Dataset rows
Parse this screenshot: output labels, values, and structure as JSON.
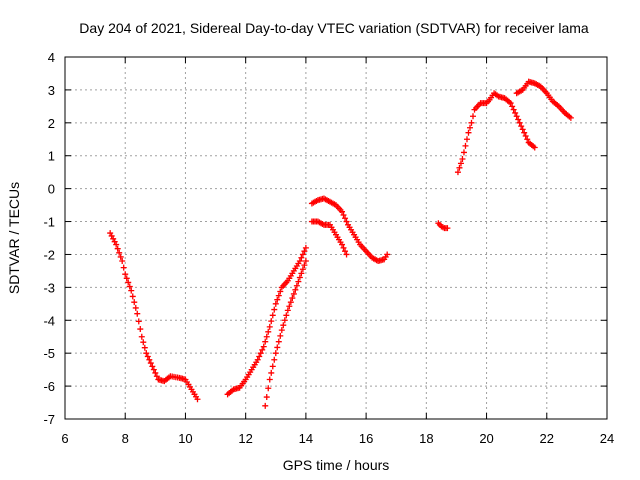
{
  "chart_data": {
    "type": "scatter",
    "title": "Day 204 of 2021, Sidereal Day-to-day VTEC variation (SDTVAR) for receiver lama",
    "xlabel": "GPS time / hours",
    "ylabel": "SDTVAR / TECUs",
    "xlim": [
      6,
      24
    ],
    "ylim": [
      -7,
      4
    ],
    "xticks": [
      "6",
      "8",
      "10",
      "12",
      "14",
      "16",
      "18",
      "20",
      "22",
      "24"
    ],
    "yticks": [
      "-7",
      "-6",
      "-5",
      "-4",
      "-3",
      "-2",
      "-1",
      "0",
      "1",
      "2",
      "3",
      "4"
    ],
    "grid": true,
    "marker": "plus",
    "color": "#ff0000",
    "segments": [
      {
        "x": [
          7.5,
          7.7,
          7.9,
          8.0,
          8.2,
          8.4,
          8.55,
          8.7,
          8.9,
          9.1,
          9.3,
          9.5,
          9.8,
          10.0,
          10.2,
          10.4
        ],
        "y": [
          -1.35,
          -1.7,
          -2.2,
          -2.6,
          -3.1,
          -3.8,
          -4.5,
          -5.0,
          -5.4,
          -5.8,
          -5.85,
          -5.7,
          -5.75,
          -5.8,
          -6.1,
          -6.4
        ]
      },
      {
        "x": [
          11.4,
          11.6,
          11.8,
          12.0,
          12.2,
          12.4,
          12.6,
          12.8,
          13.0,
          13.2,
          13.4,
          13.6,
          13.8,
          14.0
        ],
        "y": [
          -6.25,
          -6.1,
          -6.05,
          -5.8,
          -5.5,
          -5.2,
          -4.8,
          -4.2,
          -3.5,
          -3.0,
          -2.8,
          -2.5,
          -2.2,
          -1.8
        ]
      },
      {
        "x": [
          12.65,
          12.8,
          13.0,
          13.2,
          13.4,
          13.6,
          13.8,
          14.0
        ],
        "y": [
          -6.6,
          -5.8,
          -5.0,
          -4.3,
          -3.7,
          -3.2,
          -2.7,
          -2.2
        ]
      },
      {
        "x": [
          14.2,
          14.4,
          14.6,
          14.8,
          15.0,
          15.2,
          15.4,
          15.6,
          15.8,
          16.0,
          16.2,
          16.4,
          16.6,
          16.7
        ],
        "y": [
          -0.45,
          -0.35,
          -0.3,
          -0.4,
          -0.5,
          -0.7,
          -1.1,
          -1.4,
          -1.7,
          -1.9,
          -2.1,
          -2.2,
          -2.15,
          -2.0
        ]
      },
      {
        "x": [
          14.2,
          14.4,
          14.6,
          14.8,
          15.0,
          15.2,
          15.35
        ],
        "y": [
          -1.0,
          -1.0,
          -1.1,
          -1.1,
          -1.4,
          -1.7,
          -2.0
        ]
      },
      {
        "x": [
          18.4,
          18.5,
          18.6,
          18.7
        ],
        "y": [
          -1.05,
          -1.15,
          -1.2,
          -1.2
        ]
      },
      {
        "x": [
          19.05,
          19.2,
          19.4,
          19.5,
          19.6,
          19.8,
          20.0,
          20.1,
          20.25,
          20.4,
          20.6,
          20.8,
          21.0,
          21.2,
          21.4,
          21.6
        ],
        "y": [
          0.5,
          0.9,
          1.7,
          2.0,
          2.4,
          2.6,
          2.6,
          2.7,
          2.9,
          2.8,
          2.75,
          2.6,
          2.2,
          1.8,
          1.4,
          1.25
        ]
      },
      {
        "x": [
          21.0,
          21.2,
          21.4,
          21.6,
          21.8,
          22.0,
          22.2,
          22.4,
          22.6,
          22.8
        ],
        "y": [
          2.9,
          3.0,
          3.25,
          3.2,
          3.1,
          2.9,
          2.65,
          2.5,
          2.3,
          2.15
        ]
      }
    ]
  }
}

## Written exercise
Find every line in the records that contains the word "SDTVAR"; copy those lines.

## Reply
    "title": "Day 204 of 2021, Sidereal Day-to-day VTEC variation (SDTVAR) for receiver lama",
    "ylabel": "SDTVAR / TECUs",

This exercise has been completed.